**DATA SUPPLIED**.
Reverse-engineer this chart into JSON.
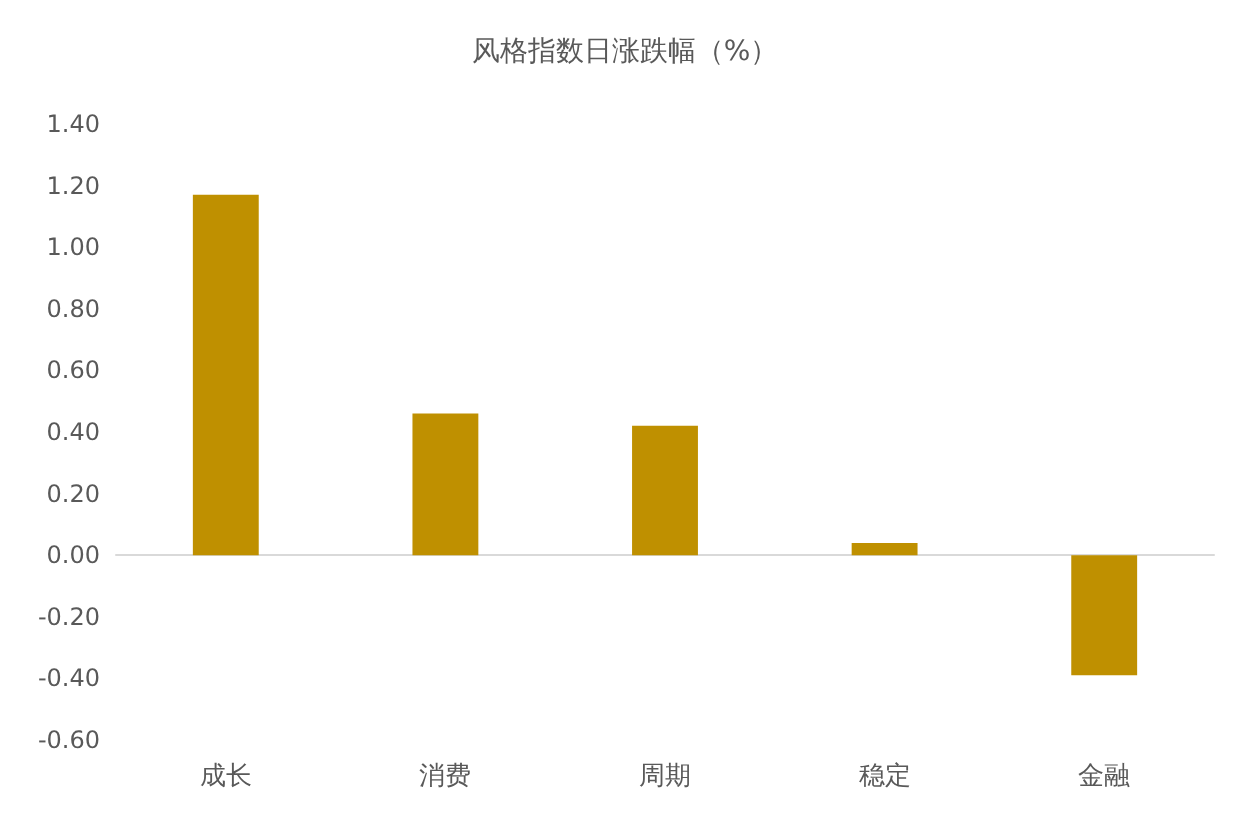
{
  "chart_data": {
    "type": "bar",
    "title": "风格指数日涨跌幅（%）",
    "categories": [
      "成长",
      "消费",
      "周期",
      "稳定",
      "金融"
    ],
    "values": [
      1.17,
      0.46,
      0.42,
      0.04,
      -0.39
    ],
    "color": "#bf9000",
    "ylim": [
      -0.6,
      1.4
    ],
    "yticks": [
      {
        "value": -0.6,
        "label": "-0.60"
      },
      {
        "value": -0.4,
        "label": "-0.40"
      },
      {
        "value": -0.2,
        "label": "-0.20"
      },
      {
        "value": 0,
        "label": "0.00"
      },
      {
        "value": 0.2,
        "label": "0.20"
      },
      {
        "value": 0.4,
        "label": "0.40"
      },
      {
        "value": 0.6,
        "label": "0.60"
      },
      {
        "value": 0.8,
        "label": "0.80"
      },
      {
        "value": 1.0,
        "label": "1.00"
      },
      {
        "value": 1.2,
        "label": "1.20"
      },
      {
        "value": 1.4,
        "label": "1.40"
      }
    ],
    "tick_labels": "xy"
  }
}
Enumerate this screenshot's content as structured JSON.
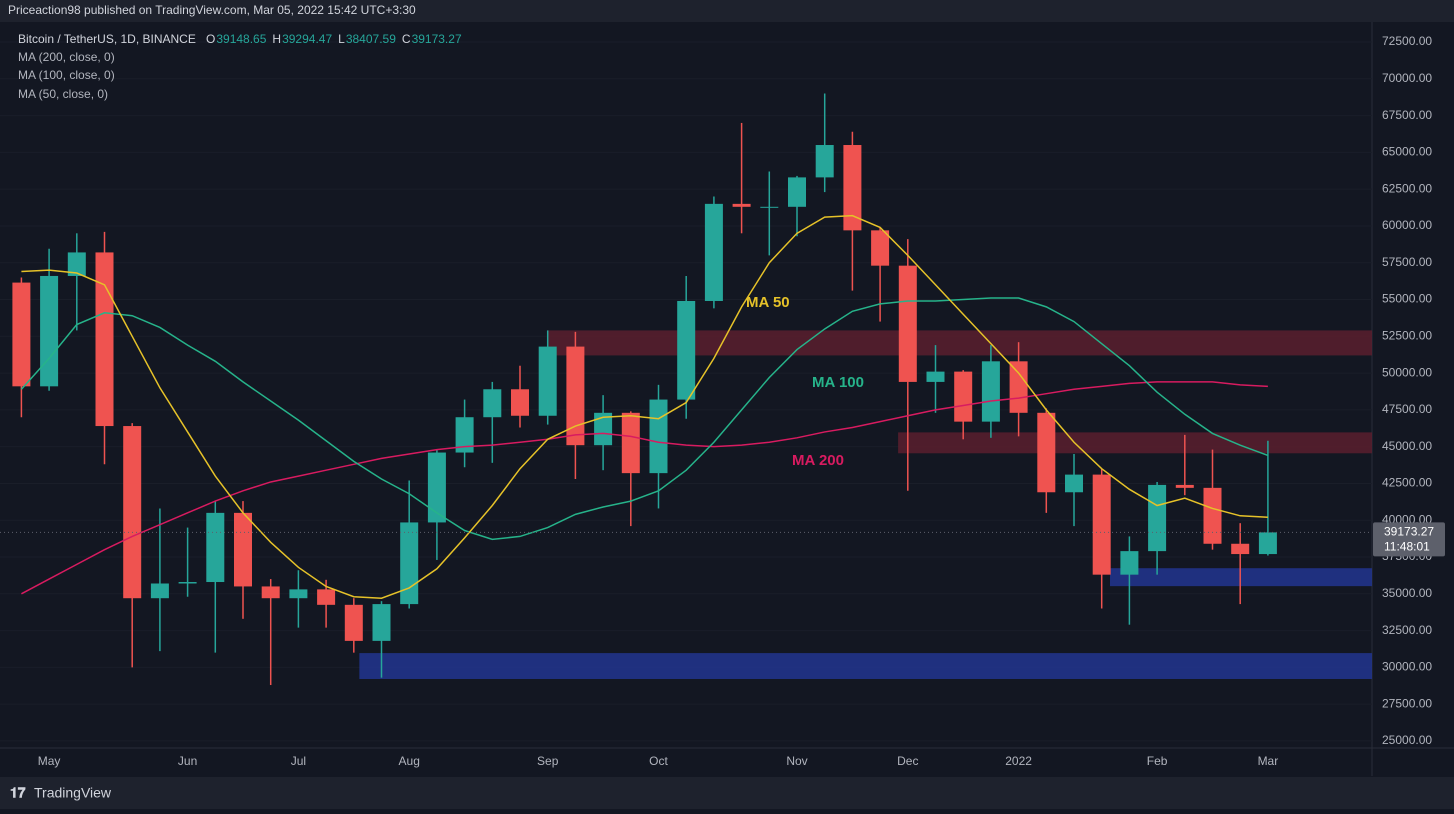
{
  "header": "Priceaction98 published on TradingView.com, Mar 05, 2022 15:42 UTC+3:30",
  "footer": "TradingView",
  "chart_data": {
    "type": "candlestick",
    "title": "Bitcoin / TetherUS, 1D, BINANCE",
    "ohlc_legend": [
      {
        "label": "O",
        "value": 39148.65
      },
      {
        "label": "H",
        "value": 39294.47
      },
      {
        "label": "L",
        "value": 38407.59
      },
      {
        "label": "C",
        "value": 39173.27
      }
    ],
    "countdown": "11:48:01",
    "up_color": "#26a69a",
    "down_color": "#ef5350",
    "categories": [
      null,
      "May",
      null,
      null,
      null,
      null,
      "Jun",
      null,
      null,
      null,
      "Jul",
      null,
      null,
      null,
      "Aug",
      null,
      null,
      null,
      null,
      "Sep",
      null,
      null,
      null,
      "Oct",
      null,
      null,
      null,
      null,
      "Nov",
      null,
      null,
      null,
      "Dec",
      null,
      null,
      null,
      "2022",
      null,
      null,
      null,
      null,
      "Feb",
      null,
      null,
      null,
      "Mar"
    ],
    "open": [
      56150,
      49100,
      56600,
      58200,
      46400,
      34700,
      35700,
      35800,
      40500,
      35500,
      34700,
      35300,
      34250,
      31800,
      34300,
      39850,
      44600,
      47000,
      48900,
      47100,
      51800,
      45100,
      47300,
      43200,
      48200,
      54900,
      61500,
      61300,
      61300,
      63300,
      65500,
      59700,
      57300,
      49400,
      50100,
      46700,
      50800,
      47300,
      41900,
      43100,
      36300,
      37900,
      42400,
      42200,
      38400,
      37700
    ],
    "high": [
      56500,
      58450,
      59500,
      59600,
      46600,
      40800,
      39500,
      41300,
      41300,
      36000,
      36600,
      35950,
      34700,
      34500,
      42700,
      44800,
      48200,
      49400,
      50500,
      52900,
      52800,
      48500,
      47400,
      49200,
      56600,
      62000,
      67000,
      63700,
      63400,
      69000,
      66400,
      59900,
      59100,
      51900,
      50200,
      51900,
      52100,
      47600,
      44500,
      43500,
      38900,
      42600,
      45800,
      44800,
      39800,
      45400
    ],
    "low": [
      47000,
      48800,
      52900,
      43800,
      30000,
      31100,
      34800,
      31000,
      33300,
      28800,
      32700,
      32700,
      31000,
      29300,
      34000,
      37300,
      43600,
      43900,
      46300,
      46500,
      42800,
      43400,
      39600,
      40800,
      46900,
      54400,
      59500,
      58000,
      59300,
      62300,
      55600,
      53500,
      42000,
      47300,
      45500,
      45600,
      45700,
      40500,
      39600,
      34000,
      32900,
      36300,
      41700,
      38000,
      34300,
      37600
    ],
    "close": [
      49100,
      56600,
      58200,
      46400,
      34700,
      35700,
      35800,
      40500,
      35500,
      34700,
      35300,
      34250,
      31800,
      34300,
      39850,
      44600,
      47000,
      48900,
      47100,
      51800,
      45100,
      47300,
      43200,
      48200,
      54900,
      61500,
      61300,
      61300,
      63300,
      65500,
      59700,
      57300,
      49400,
      50100,
      46700,
      50800,
      47300,
      41900,
      43100,
      36300,
      37900,
      42400,
      42200,
      38400,
      37700,
      39173.27
    ],
    "ma_lines": [
      {
        "name": "MA (200, close, 0)",
        "color": "#d81b60",
        "values": [
          35000,
          36000,
          37000,
          38000,
          38900,
          39700,
          40500,
          41300,
          42000,
          42600,
          43000,
          43400,
          43800,
          44200,
          44500,
          44800,
          45000,
          45100,
          45300,
          45500,
          45800,
          45900,
          45700,
          45300,
          45100,
          45000,
          45100,
          45300,
          45600,
          46000,
          46300,
          46700,
          47100,
          47500,
          47800,
          48100,
          48300,
          48600,
          48900,
          49100,
          49300,
          49400,
          49400,
          49400,
          49200,
          49100
        ]
      },
      {
        "name": "MA (100, close, 0)",
        "color": "#26b38a",
        "values": [
          48900,
          51000,
          53300,
          54100,
          53900,
          53100,
          51900,
          50800,
          49400,
          48100,
          46800,
          45400,
          44000,
          42800,
          41800,
          40500,
          39300,
          38700,
          38900,
          39500,
          40400,
          40900,
          41300,
          42000,
          43400,
          45300,
          47500,
          49700,
          51600,
          53000,
          54200,
          54700,
          54900,
          54900,
          55000,
          55100,
          55100,
          54500,
          53500,
          52000,
          50500,
          48700,
          47200,
          45900,
          45100,
          44400
        ]
      },
      {
        "name": "MA (50, close, 0)",
        "color": "#e6c229",
        "values": [
          56900,
          57000,
          56800,
          56000,
          52500,
          49000,
          46000,
          43000,
          40500,
          38500,
          36800,
          35500,
          34800,
          34700,
          35400,
          36700,
          38800,
          41000,
          43500,
          45500,
          46400,
          47000,
          47100,
          46900,
          48000,
          51000,
          54500,
          57500,
          59500,
          60600,
          60700,
          59900,
          58000,
          56000,
          54000,
          52000,
          50000,
          47500,
          45300,
          43500,
          42100,
          41000,
          41500,
          40800,
          40300,
          40200
        ]
      }
    ],
    "annotations": [
      {
        "text": "MA 50",
        "color": "#e6c229"
      },
      {
        "text": "MA 100",
        "color": "#26b38a"
      },
      {
        "text": "MA 200",
        "color": "#d81b60"
      }
    ],
    "zones": [
      {
        "x_start": 19.5,
        "y0": 51200,
        "y1": 52900,
        "color": "#5a1f2e"
      },
      {
        "x_start": 32.15,
        "y0": 44550,
        "y1": 45970,
        "color": "#5a1f2e"
      },
      {
        "x_start": 39.8,
        "y0": 35520,
        "y1": 36740,
        "color": "#22358f"
      },
      {
        "x_start": 12.7,
        "y0": 29210,
        "y1": 30970,
        "color": "#22358f"
      }
    ],
    "ylim": [
      24520,
      73860
    ],
    "yticks": [
      {
        "value": 25000,
        "label": "25000.00"
      },
      {
        "value": 27500,
        "label": "27500.00"
      },
      {
        "value": 30000,
        "label": "30000.00"
      },
      {
        "value": 32500,
        "label": "32500.00"
      },
      {
        "value": 35000,
        "label": "35000.00"
      },
      {
        "value": 37500,
        "label": "37500.00"
      },
      {
        "value": 40000,
        "label": "40000.00"
      },
      {
        "value": 42500,
        "label": "42500.00"
      },
      {
        "value": 45000,
        "label": "45000.00"
      },
      {
        "value": 47500,
        "label": "47500.00"
      },
      {
        "value": 50000,
        "label": "50000.00"
      },
      {
        "value": 52500,
        "label": "52500.00"
      },
      {
        "value": 55000,
        "label": "55000.00"
      },
      {
        "value": 57500,
        "label": "57500.00"
      },
      {
        "value": 60000,
        "label": "60000.00"
      },
      {
        "value": 62500,
        "label": "62500.00"
      },
      {
        "value": 65000,
        "label": "65000.00"
      },
      {
        "value": 67500,
        "label": "67500.00"
      },
      {
        "value": 70000,
        "label": "70000.00"
      },
      {
        "value": 72500,
        "label": "72500.00"
      }
    ],
    "grid": true
  }
}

**DIRECTION**. Locate the lines above that contain "close" and copy them.

**SOLUTION TO THE PROBLEM**.
    "close": [
        "name": "MA (200, close, 0)",
        "name": "MA (100, close, 0)",
        "name": "MA (50, close, 0)",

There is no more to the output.